Records from a data source:

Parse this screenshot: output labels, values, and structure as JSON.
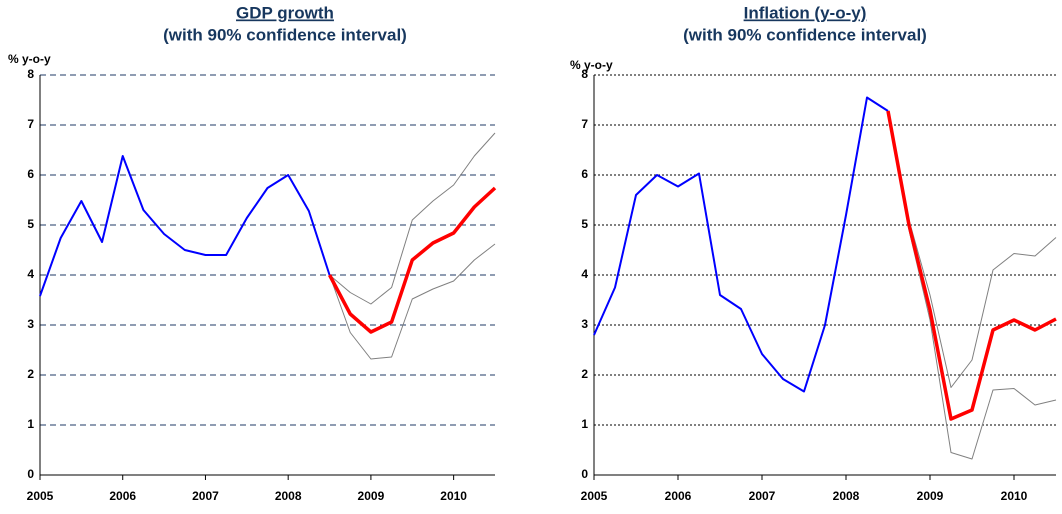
{
  "chart_data": [
    {
      "type": "line",
      "title": "GDP growth",
      "subtitle": "(with 90% confidence interval)",
      "y_label": "% y-o-y",
      "x": [
        2005,
        2005.25,
        2005.5,
        2005.75,
        2006,
        2006.25,
        2006.5,
        2006.75,
        2007,
        2007.25,
        2007.5,
        2007.75,
        2008,
        2008.25,
        2008.5,
        2008.75,
        2009,
        2009.25,
        2009.5,
        2009.75,
        2010,
        2010.25,
        2010.5
      ],
      "series": [
        {
          "color": "#808080",
          "values": [
            null,
            null,
            null,
            null,
            null,
            null,
            null,
            null,
            null,
            null,
            null,
            null,
            null,
            null,
            4.0,
            3.65,
            3.42,
            3.75,
            5.1,
            5.48,
            5.8,
            6.38,
            6.84
          ]
        },
        {
          "color": "#808080",
          "values": [
            null,
            null,
            null,
            null,
            null,
            null,
            null,
            null,
            null,
            null,
            null,
            null,
            null,
            null,
            4.0,
            2.85,
            2.32,
            2.36,
            3.52,
            3.72,
            3.88,
            4.3,
            4.62
          ]
        },
        {
          "color": "#0000ff",
          "values": [
            3.58,
            4.74,
            5.48,
            4.66,
            6.38,
            5.3,
            4.82,
            4.5,
            4.4,
            4.4,
            5.14,
            5.74,
            6.0,
            5.28,
            4.0,
            null,
            null,
            null,
            null,
            null,
            null,
            null,
            null
          ]
        },
        {
          "color": "#ff0000",
          "values": [
            null,
            null,
            null,
            null,
            null,
            null,
            null,
            null,
            null,
            null,
            null,
            null,
            null,
            null,
            4.0,
            3.22,
            2.86,
            3.06,
            4.3,
            4.64,
            4.84,
            5.36,
            5.74
          ]
        }
      ],
      "xlim": [
        2005,
        2010.5
      ],
      "xticks": [
        2005,
        2006,
        2007,
        2008,
        2009,
        2010
      ],
      "ylim": [
        0,
        8
      ],
      "yticks": [
        0,
        1,
        2,
        3,
        4,
        5,
        6,
        7,
        8
      ],
      "grid": true,
      "grid_style": "dashed",
      "grid_color": "#1f3864"
    },
    {
      "type": "line",
      "title": "Inflation (y-o-y)",
      "subtitle": "(with 90% confidence interval)",
      "y_label": "% y-o-y",
      "x": [
        2005,
        2005.25,
        2005.5,
        2005.75,
        2006,
        2006.25,
        2006.5,
        2006.75,
        2007,
        2007.25,
        2007.5,
        2007.75,
        2008,
        2008.25,
        2008.5,
        2008.75,
        2009,
        2009.25,
        2009.5,
        2009.75,
        2010,
        2010.25,
        2010.5
      ],
      "series": [
        {
          "color": "#808080",
          "values": [
            null,
            null,
            null,
            null,
            null,
            null,
            null,
            null,
            null,
            null,
            null,
            null,
            null,
            null,
            7.28,
            5.1,
            3.6,
            1.75,
            2.3,
            4.1,
            4.43,
            4.38,
            4.75
          ]
        },
        {
          "color": "#808080",
          "values": [
            null,
            null,
            null,
            null,
            null,
            null,
            null,
            null,
            null,
            null,
            null,
            null,
            null,
            null,
            7.28,
            4.9,
            3.1,
            0.45,
            0.32,
            1.7,
            1.73,
            1.4,
            1.5
          ]
        },
        {
          "color": "#0000ff",
          "values": [
            2.8,
            3.75,
            5.6,
            6.0,
            5.77,
            6.03,
            3.6,
            3.32,
            2.42,
            1.92,
            1.67,
            3.0,
            5.2,
            7.55,
            7.28,
            null,
            null,
            null,
            null,
            null,
            null,
            null,
            null
          ]
        },
        {
          "color": "#ff0000",
          "values": [
            null,
            null,
            null,
            null,
            null,
            null,
            null,
            null,
            null,
            null,
            null,
            null,
            null,
            null,
            7.28,
            5.0,
            3.3,
            1.12,
            1.3,
            2.9,
            3.1,
            2.9,
            3.12
          ]
        }
      ],
      "xlim": [
        2005,
        2010.5
      ],
      "xticks": [
        2005,
        2006,
        2007,
        2008,
        2009,
        2010
      ],
      "ylim": [
        0,
        8
      ],
      "yticks": [
        0,
        1,
        2,
        3,
        4,
        5,
        6,
        7,
        8
      ],
      "grid": true,
      "grid_style": "dotted",
      "grid_color": "#000000"
    }
  ]
}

Goal:
Each record must be quoted in full and exactly. Do not include the pictures.

Finished task:
Parse this screenshot: output labels, values, and structure as JSON.
{
  "chart_data": [
    {
      "type": "line",
      "title": "GDP growth",
      "subtitle": "(with 90% confidence interval)",
      "y_label": "% y-o-y",
      "x": [
        2005,
        2005.25,
        2005.5,
        2005.75,
        2006,
        2006.25,
        2006.5,
        2006.75,
        2007,
        2007.25,
        2007.5,
        2007.75,
        2008,
        2008.25,
        2008.5,
        2008.75,
        2009,
        2009.25,
        2009.5,
        2009.75,
        2010,
        2010.25,
        2010.5
      ],
      "series": [
        {
          "color": "#808080",
          "values": [
            null,
            null,
            null,
            null,
            null,
            null,
            null,
            null,
            null,
            null,
            null,
            null,
            null,
            null,
            4.0,
            3.65,
            3.42,
            3.75,
            5.1,
            5.48,
            5.8,
            6.38,
            6.84
          ]
        },
        {
          "color": "#808080",
          "values": [
            null,
            null,
            null,
            null,
            null,
            null,
            null,
            null,
            null,
            null,
            null,
            null,
            null,
            null,
            4.0,
            2.85,
            2.32,
            2.36,
            3.52,
            3.72,
            3.88,
            4.3,
            4.62
          ]
        },
        {
          "color": "#0000ff",
          "values": [
            3.58,
            4.74,
            5.48,
            4.66,
            6.38,
            5.3,
            4.82,
            4.5,
            4.4,
            4.4,
            5.14,
            5.74,
            6.0,
            5.28,
            4.0,
            null,
            null,
            null,
            null,
            null,
            null,
            null,
            null
          ]
        },
        {
          "color": "#ff0000",
          "values": [
            null,
            null,
            null,
            null,
            null,
            null,
            null,
            null,
            null,
            null,
            null,
            null,
            null,
            null,
            4.0,
            3.22,
            2.86,
            3.06,
            4.3,
            4.64,
            4.84,
            5.36,
            5.74
          ]
        }
      ],
      "xlim": [
        2005,
        2010.5
      ],
      "xticks": [
        2005,
        2006,
        2007,
        2008,
        2009,
        2010
      ],
      "ylim": [
        0,
        8
      ],
      "yticks": [
        0,
        1,
        2,
        3,
        4,
        5,
        6,
        7,
        8
      ],
      "grid": true,
      "grid_style": "dashed",
      "grid_color": "#1f3864"
    },
    {
      "type": "line",
      "title": "Inflation (y-o-y)",
      "subtitle": "(with 90% confidence interval)",
      "y_label": "% y-o-y",
      "x": [
        2005,
        2005.25,
        2005.5,
        2005.75,
        2006,
        2006.25,
        2006.5,
        2006.75,
        2007,
        2007.25,
        2007.5,
        2007.75,
        2008,
        2008.25,
        2008.5,
        2008.75,
        2009,
        2009.25,
        2009.5,
        2009.75,
        2010,
        2010.25,
        2010.5
      ],
      "series": [
        {
          "color": "#808080",
          "values": [
            null,
            null,
            null,
            null,
            null,
            null,
            null,
            null,
            null,
            null,
            null,
            null,
            null,
            null,
            7.28,
            5.1,
            3.6,
            1.75,
            2.3,
            4.1,
            4.43,
            4.38,
            4.75
          ]
        },
        {
          "color": "#808080",
          "values": [
            null,
            null,
            null,
            null,
            null,
            null,
            null,
            null,
            null,
            null,
            null,
            null,
            null,
            null,
            7.28,
            4.9,
            3.1,
            0.45,
            0.32,
            1.7,
            1.73,
            1.4,
            1.5
          ]
        },
        {
          "color": "#0000ff",
          "values": [
            2.8,
            3.75,
            5.6,
            6.0,
            5.77,
            6.03,
            3.6,
            3.32,
            2.42,
            1.92,
            1.67,
            3.0,
            5.2,
            7.55,
            7.28,
            null,
            null,
            null,
            null,
            null,
            null,
            null,
            null
          ]
        },
        {
          "color": "#ff0000",
          "values": [
            null,
            null,
            null,
            null,
            null,
            null,
            null,
            null,
            null,
            null,
            null,
            null,
            null,
            null,
            7.28,
            5.0,
            3.3,
            1.12,
            1.3,
            2.9,
            3.1,
            2.9,
            3.12
          ]
        }
      ],
      "xlim": [
        2005,
        2010.5
      ],
      "xticks": [
        2005,
        2006,
        2007,
        2008,
        2009,
        2010
      ],
      "ylim": [
        0,
        8
      ],
      "yticks": [
        0,
        1,
        2,
        3,
        4,
        5,
        6,
        7,
        8
      ],
      "grid": true,
      "grid_style": "dotted",
      "grid_color": "#000000"
    }
  ]
}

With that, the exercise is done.